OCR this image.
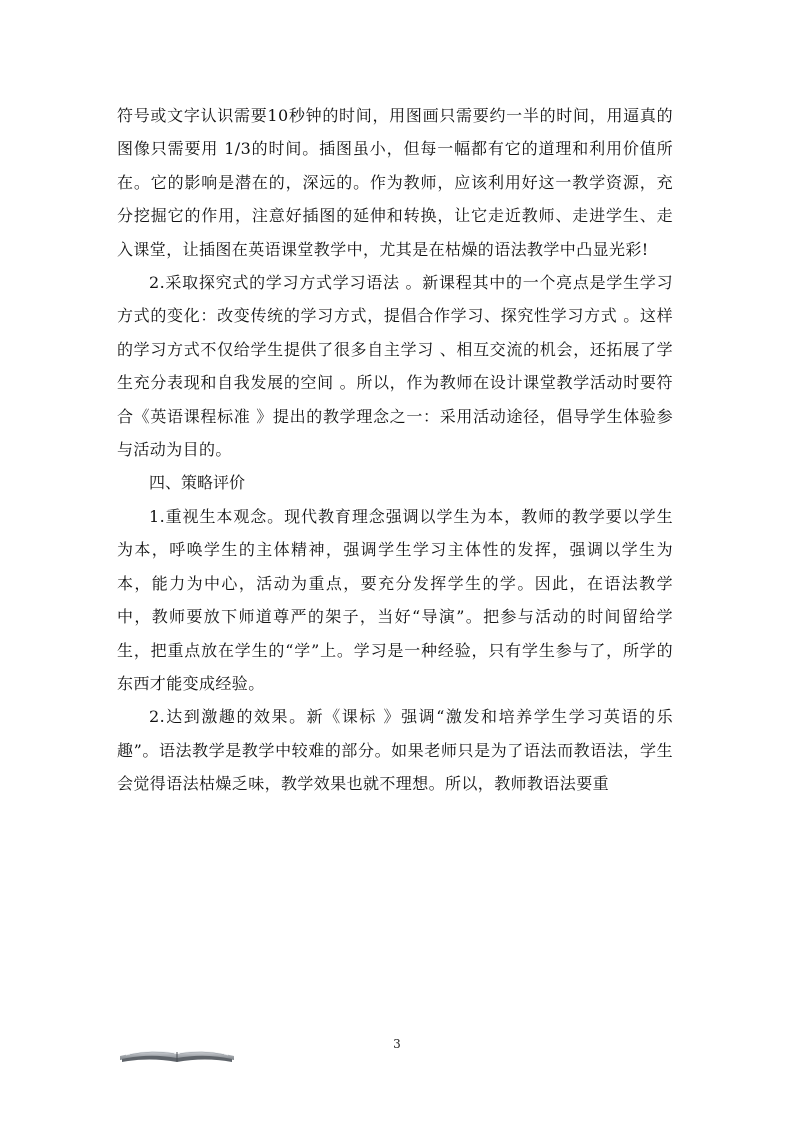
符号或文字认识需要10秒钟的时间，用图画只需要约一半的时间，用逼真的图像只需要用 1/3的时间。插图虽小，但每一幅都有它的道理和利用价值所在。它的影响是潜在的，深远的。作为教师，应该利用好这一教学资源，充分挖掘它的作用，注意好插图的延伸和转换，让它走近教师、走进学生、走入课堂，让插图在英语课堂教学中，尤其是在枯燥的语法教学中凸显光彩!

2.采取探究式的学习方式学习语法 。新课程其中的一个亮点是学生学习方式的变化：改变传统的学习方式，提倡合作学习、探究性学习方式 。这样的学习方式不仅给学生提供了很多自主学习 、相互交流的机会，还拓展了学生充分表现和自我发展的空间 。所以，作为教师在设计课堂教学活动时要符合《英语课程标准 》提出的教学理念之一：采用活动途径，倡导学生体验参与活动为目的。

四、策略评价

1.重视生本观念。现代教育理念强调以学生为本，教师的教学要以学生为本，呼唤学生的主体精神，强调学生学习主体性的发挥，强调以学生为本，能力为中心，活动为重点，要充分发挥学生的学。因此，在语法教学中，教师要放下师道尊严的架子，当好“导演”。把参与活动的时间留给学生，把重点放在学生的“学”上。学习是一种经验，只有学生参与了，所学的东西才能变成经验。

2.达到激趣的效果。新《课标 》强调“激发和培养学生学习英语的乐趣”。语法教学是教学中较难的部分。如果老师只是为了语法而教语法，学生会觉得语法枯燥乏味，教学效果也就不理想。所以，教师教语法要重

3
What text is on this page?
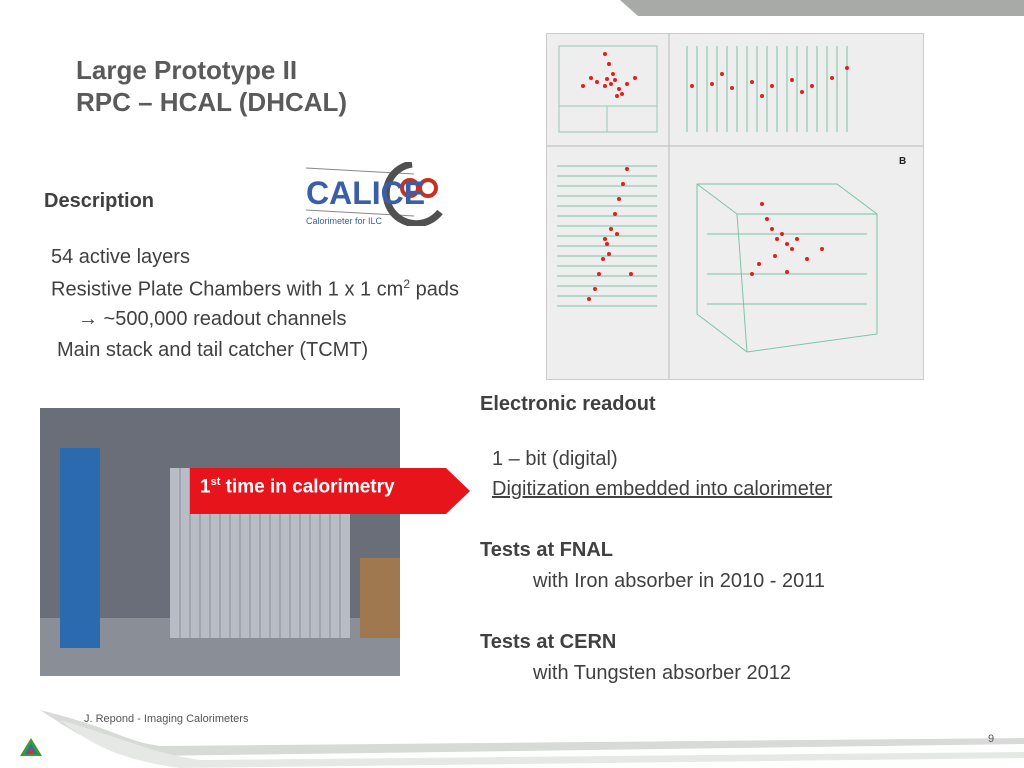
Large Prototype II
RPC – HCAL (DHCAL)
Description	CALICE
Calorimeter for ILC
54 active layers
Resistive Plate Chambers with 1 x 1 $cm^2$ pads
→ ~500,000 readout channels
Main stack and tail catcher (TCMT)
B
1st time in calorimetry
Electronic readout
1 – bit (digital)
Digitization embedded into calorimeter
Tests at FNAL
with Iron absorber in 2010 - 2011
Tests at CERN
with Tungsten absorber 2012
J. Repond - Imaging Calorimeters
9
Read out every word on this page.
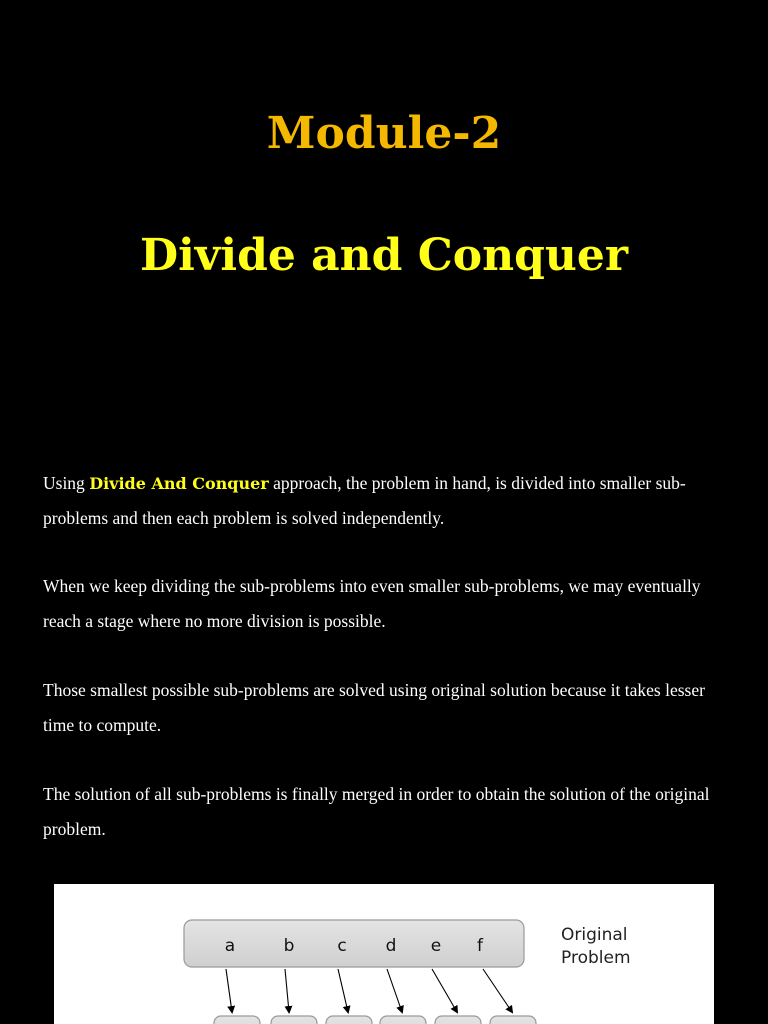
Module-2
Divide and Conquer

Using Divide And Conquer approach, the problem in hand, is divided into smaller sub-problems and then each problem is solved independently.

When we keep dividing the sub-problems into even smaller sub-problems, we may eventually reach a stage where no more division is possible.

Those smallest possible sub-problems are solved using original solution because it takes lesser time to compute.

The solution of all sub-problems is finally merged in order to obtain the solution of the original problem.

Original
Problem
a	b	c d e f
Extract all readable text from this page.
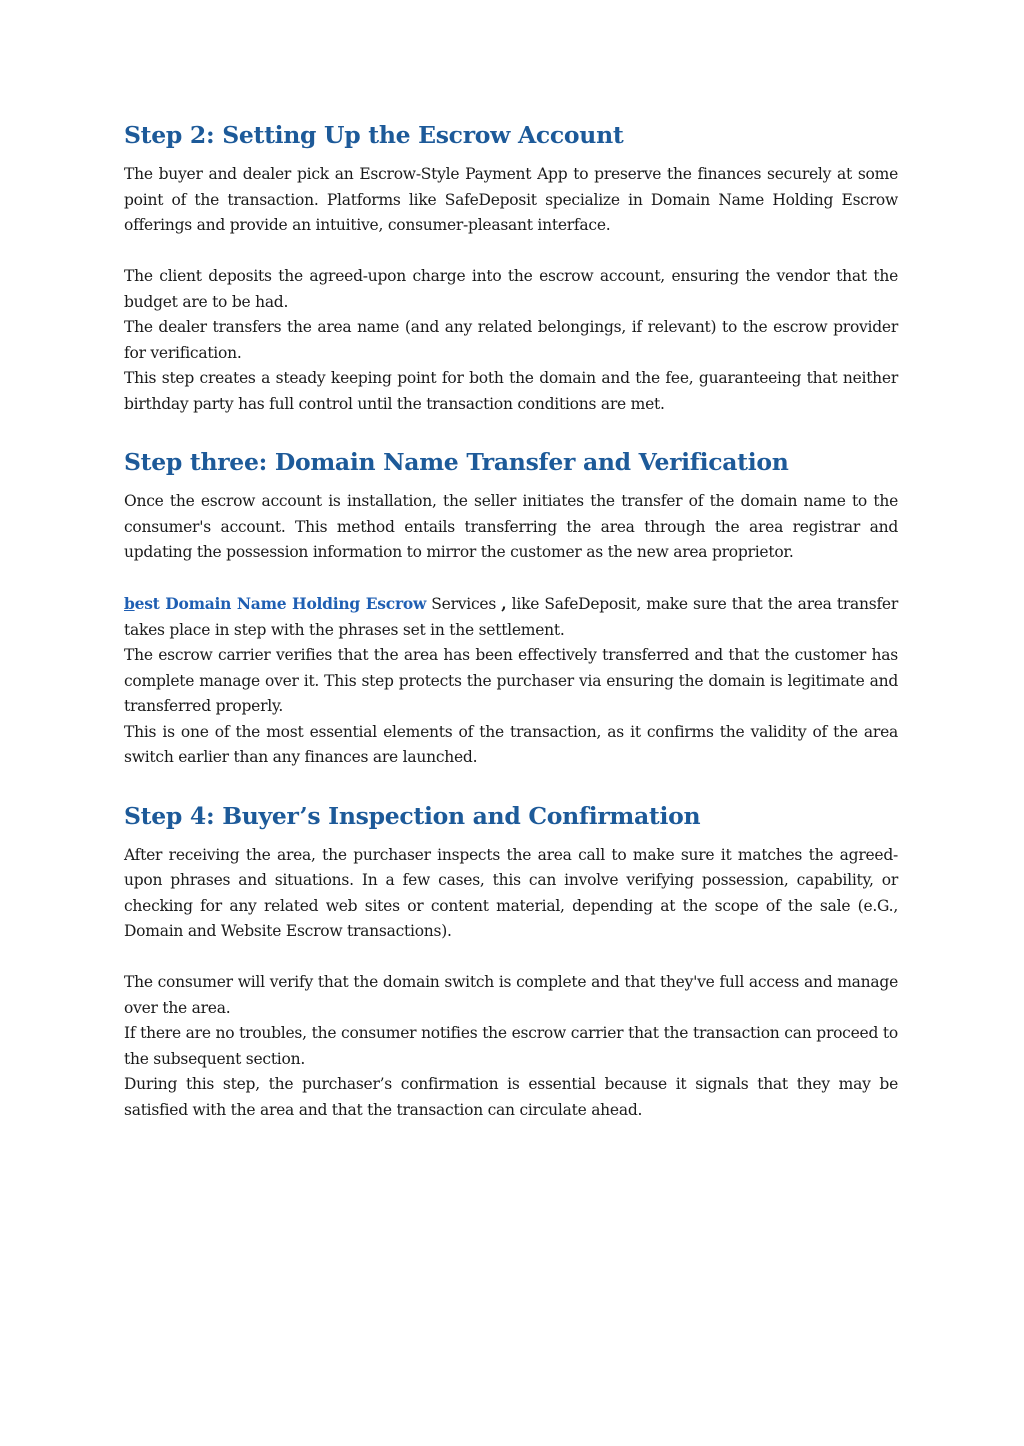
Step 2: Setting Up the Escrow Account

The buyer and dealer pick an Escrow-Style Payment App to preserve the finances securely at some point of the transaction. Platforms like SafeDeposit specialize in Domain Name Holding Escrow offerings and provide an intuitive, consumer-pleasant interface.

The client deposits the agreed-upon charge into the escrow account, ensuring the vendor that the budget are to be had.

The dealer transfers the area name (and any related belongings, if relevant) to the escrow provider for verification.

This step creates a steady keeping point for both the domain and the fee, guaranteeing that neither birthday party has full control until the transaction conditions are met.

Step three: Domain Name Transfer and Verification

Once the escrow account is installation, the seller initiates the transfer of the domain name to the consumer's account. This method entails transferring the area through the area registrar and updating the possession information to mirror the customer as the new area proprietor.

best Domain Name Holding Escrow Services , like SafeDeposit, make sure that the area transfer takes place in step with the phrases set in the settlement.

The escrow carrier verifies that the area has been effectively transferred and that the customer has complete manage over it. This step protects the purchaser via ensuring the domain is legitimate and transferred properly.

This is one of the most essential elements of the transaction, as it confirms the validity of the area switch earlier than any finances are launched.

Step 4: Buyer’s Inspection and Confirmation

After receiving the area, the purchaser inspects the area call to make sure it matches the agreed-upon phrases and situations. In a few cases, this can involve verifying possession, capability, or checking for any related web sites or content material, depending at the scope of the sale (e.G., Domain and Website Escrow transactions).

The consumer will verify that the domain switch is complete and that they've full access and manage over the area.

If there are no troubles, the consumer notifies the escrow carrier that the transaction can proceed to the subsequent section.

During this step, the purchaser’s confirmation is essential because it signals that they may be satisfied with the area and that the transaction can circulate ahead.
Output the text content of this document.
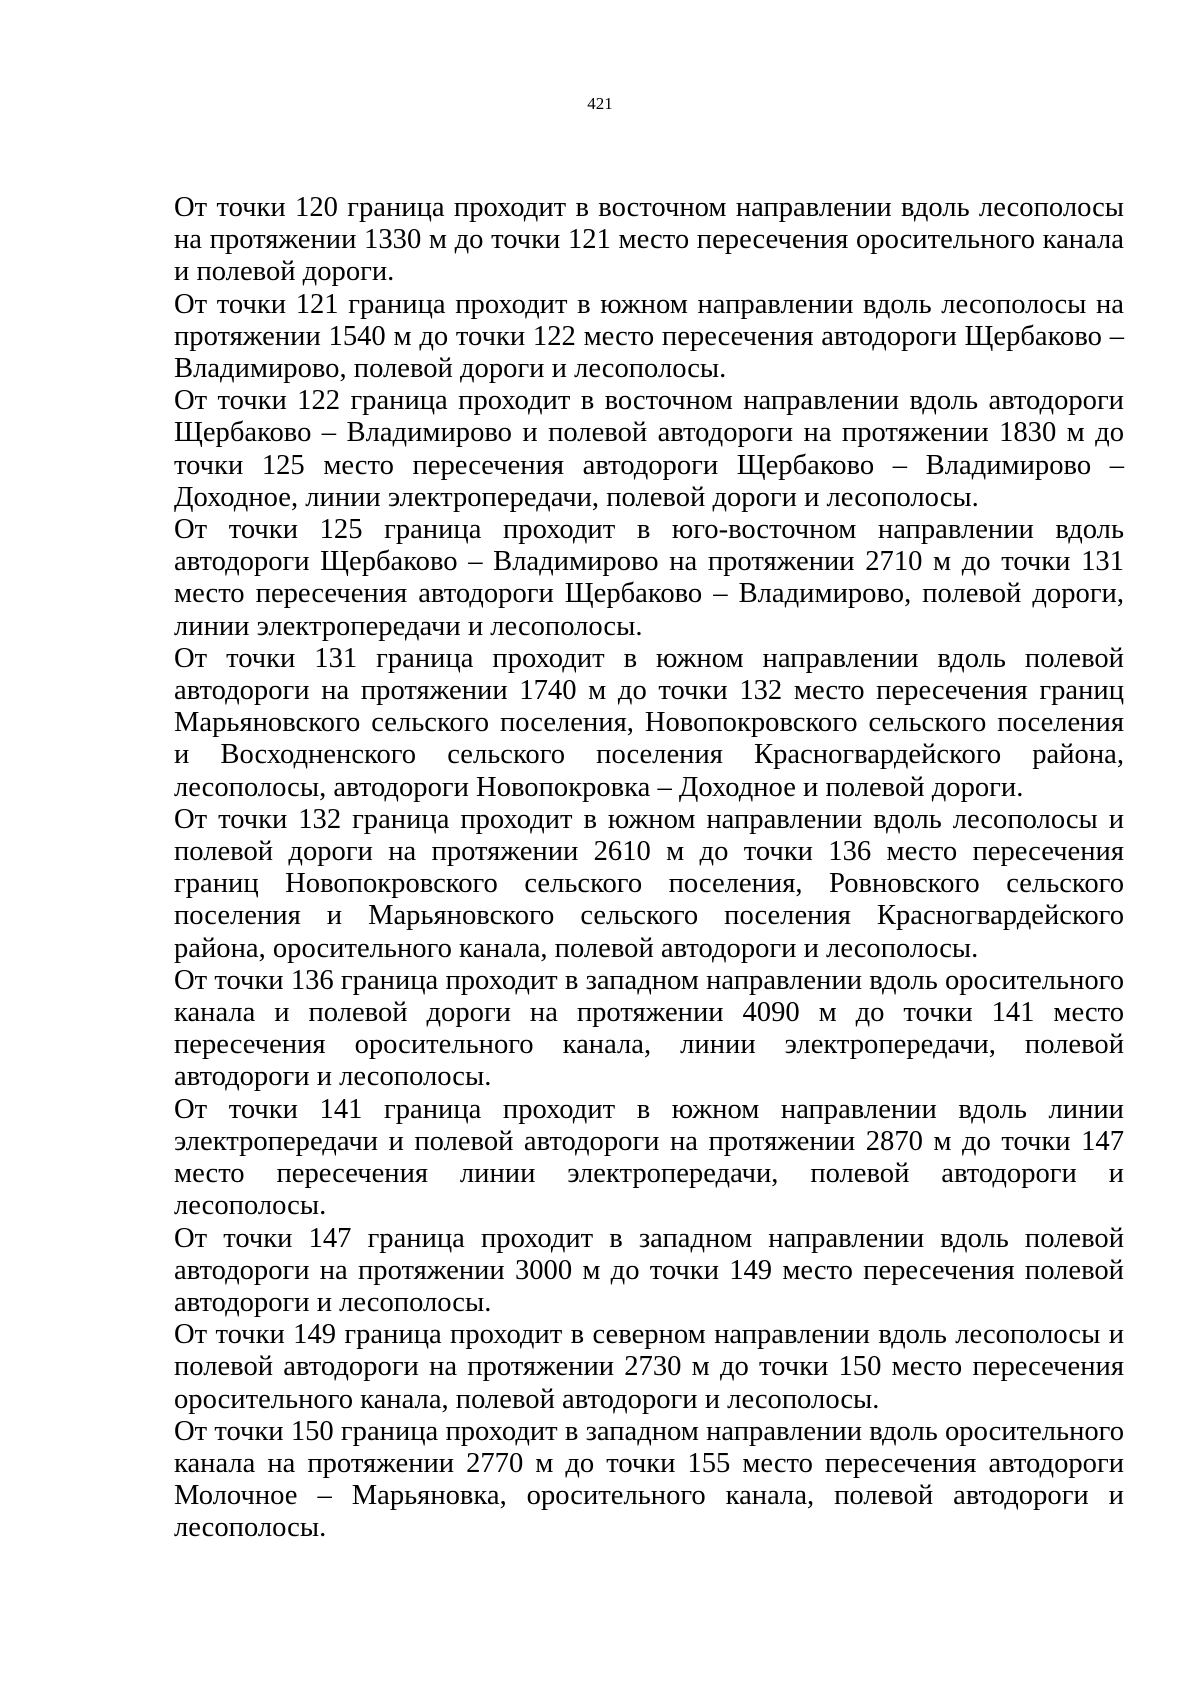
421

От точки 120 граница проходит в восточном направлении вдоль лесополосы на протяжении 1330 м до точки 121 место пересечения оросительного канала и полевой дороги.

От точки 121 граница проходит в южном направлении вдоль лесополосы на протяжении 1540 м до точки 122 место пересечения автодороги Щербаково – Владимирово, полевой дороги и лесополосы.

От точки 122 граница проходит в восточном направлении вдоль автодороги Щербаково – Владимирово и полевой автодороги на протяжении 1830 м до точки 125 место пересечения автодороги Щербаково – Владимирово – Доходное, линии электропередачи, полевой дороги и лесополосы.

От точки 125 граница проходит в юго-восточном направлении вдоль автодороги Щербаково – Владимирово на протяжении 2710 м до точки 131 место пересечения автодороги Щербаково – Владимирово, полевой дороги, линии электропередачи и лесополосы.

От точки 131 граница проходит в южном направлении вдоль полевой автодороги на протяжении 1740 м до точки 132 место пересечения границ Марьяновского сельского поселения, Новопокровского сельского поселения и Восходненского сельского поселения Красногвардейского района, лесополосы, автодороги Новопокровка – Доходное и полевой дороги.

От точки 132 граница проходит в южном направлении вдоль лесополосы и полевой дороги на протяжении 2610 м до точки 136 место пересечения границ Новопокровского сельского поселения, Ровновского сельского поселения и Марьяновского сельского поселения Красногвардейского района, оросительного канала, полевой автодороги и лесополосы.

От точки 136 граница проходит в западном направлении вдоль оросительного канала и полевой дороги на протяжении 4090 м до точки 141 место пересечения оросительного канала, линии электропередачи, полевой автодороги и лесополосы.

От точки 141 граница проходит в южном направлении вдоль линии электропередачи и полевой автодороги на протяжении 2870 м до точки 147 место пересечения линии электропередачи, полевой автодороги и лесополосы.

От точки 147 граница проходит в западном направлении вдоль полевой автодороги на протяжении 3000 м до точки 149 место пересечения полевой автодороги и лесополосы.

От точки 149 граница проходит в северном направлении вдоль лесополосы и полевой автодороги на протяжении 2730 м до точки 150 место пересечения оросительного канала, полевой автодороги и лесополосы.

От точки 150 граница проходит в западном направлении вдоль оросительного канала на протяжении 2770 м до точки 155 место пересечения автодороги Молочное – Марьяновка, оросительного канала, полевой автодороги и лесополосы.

** PROBLEM STATEMENT **
Transcribe every record above exactly, leaving out the pictures.

** SOLUTION TO THE EXERCISE **
OCR this image.
符号或文字认识需要10秒钟的时间，用图画只需要约一半的时间，用逼真的图像只需要用 1/3的时间。插图虽小，但每一幅都有它的道理和利用价值所在。它的影响是潜在的，深远的。作为教师，应该利用好这一教学资源，充分挖掘它的作用，注意好插图的延伸和转换，让它走近教师、走进学生、走入课堂，让插图在英语课堂教学中，尤其是在枯燥的语法教学中凸显光彩!

2.采取探究式的学习方式学习语法 。新课程其中的一个亮点是学生学习方式的变化：改变传统的学习方式，提倡合作学习、探究性学习方式 。这样的学习方式不仅给学生提供了很多自主学习 、相互交流的机会，还拓展了学生充分表现和自我发展的空间 。所以，作为教师在设计课堂教学活动时要符合《英语课程标准 》提出的教学理念之一：采用活动途径，倡导学生体验参与活动为目的。

四、策略评价

1.重视生本观念。现代教育理念强调以学生为本，教师的教学要以学生为本，呼唤学生的主体精神，强调学生学习主体性的发挥，强调以学生为本，能力为中心，活动为重点，要充分发挥学生的学。因此，在语法教学中，教师要放下师道尊严的架子，当好“导演”。把参与活动的时间留给学生，把重点放在学生的“学”上。学习是一种经验，只有学生参与了，所学的东西才能变成经验。

2.达到激趣的效果。新《课标 》强调“激发和培养学生学习英语的乐趣”。语法教学是教学中较难的部分。如果老师只是为了语法而教语法，学生会觉得语法枯燥乏味，教学效果也就不理想。所以，教师教语法要重

3
What text is on this page?
Large Prototype II
RPC – HCAL (DHCAL)
Description	CALICE
Calorimeter for ILC
54 active layers
Resistive Plate Chambers with 1 x 1 $cm^2$ pads
→ ~500,000 readout channels
Main stack and tail catcher (TCMT)
B
1st time in calorimetry
Electronic readout
1 – bit (digital)
Digitization embedded into calorimeter
Tests at FNAL
with Iron absorber in 2010 - 2011
Tests at CERN
with Tungsten absorber 2012
J. Repond - Imaging Calorimeters
9
Read out every word on this page.
Module-2
Divide and Conquer

Using Divide And Conquer approach, the problem in hand, is divided into smaller sub-problems and then each problem is solved independently.

When we keep dividing the sub-problems into even smaller sub-problems, we may eventually reach a stage where no more division is possible.

Those smallest possible sub-problems are solved using original solution because it takes lesser time to compute.

The solution of all sub-problems is finally merged in order to obtain the solution of the original problem.

Original
Problem
a	b	c d e f
Extract all readable text from this page.
Step 2: Setting Up the Escrow Account

The buyer and dealer pick an Escrow-Style Payment App to preserve the finances securely at some point of the transaction. Platforms like SafeDeposit specialize in Domain Name Holding Escrow offerings and provide an intuitive, consumer-pleasant interface.

The client deposits the agreed-upon charge into the escrow account, ensuring the vendor that the budget are to be had.

The dealer transfers the area name (and any related belongings, if relevant) to the escrow provider for verification.

This step creates a steady keeping point for both the domain and the fee, guaranteeing that neither birthday party has full control until the transaction conditions are met.

Step three: Domain Name Transfer and Verification

Once the escrow account is installation, the seller initiates the transfer of the domain name to the consumer's account. This method entails transferring the area through the area registrar and updating the possession information to mirror the customer as the new area proprietor.

best Domain Name Holding Escrow Services , like SafeDeposit, make sure that the area transfer takes place in step with the phrases set in the settlement.

The escrow carrier verifies that the area has been effectively transferred and that the customer has complete manage over it. This step protects the purchaser via ensuring the domain is legitimate and transferred properly.

This is one of the most essential elements of the transaction, as it confirms the validity of the area switch earlier than any finances are launched.

Step 4: Buyer’s Inspection and Confirmation

After receiving the area, the purchaser inspects the area call to make sure it matches the agreed-upon phrases and situations. In a few cases, this can involve verifying possession, capability, or checking for any related web sites or content material, depending at the scope of the sale (e.G., Domain and Website Escrow transactions).

The consumer will verify that the domain switch is complete and that they've full access and manage over the area.

If there are no troubles, the consumer notifies the escrow carrier that the transaction can proceed to the subsequent section.

During this step, the purchaser’s confirmation is essential because it signals that they may be satisfied with the area and that the transaction can circulate ahead.
Output the text content of this document.
421

От точки 120 граница проходит в восточном направлении вдоль лесополосы на протяжении 1330 м до точки 121 место пересечения оросительного канала и полевой дороги.

От точки 121 граница проходит в южном направлении вдоль лесополосы на протяжении 1540 м до точки 122 место пересечения автодороги Щербаково – Владимирово, полевой дороги и лесополосы.

От точки 122 граница проходит в восточном направлении вдоль автодороги Щербаково – Владимирово и полевой автодороги на протяжении 1830 м до точки 125 место пересечения автодороги Щербаково – Владимирово – Доходное, линии электропередачи, полевой дороги и лесополосы.

От точки 125 граница проходит в юго-восточном направлении вдоль автодороги Щербаково – Владимирово на протяжении 2710 м до точки 131 место пересечения автодороги Щербаково – Владимирово, полевой дороги, линии электропередачи и лесополосы.

От точки 131 граница проходит в южном направлении вдоль полевой автодороги на протяжении 1740 м до точки 132 место пересечения границ Марьяновского сельского поселения, Новопокровского сельского поселения и Восходненского сельского поселения Красногвардейского района, лесополосы, автодороги Новопокровка – Доходное и полевой дороги.

От точки 132 граница проходит в южном направлении вдоль лесополосы и полевой дороги на протяжении 2610 м до точки 136 место пересечения границ Новопокровского сельского поселения, Ровновского сельского поселения и Марьяновского сельского поселения Красногвардейского района, оросительного канала, полевой автодороги и лесополосы.

От точки 136 граница проходит в западном направлении вдоль оросительного канала и полевой дороги на протяжении 4090 м до точки 141 место пересечения оросительного канала, линии электропередачи, полевой автодороги и лесополосы.

От точки 141 граница проходит в южном направлении вдоль линии электропередачи и полевой автодороги на протяжении 2870 м до точки 147 место пересечения линии электропередачи, полевой автодороги и лесополосы.

От точки 147 граница проходит в западном направлении вдоль полевой автодороги на протяжении 3000 м до точки 149 место пересечения полевой автодороги и лесополосы.

От точки 149 граница проходит в северном направлении вдоль лесополосы и полевой автодороги на протяжении 2730 м до точки 150 место пересечения оросительного канала, полевой автодороги и лесополосы.

От точки 150 граница проходит в западном направлении вдоль оросительного канала на протяжении 2770 м до точки 155 место пересечения автодороги Молочное – Марьяновка, оросительного канала, полевой автодороги и лесополосы.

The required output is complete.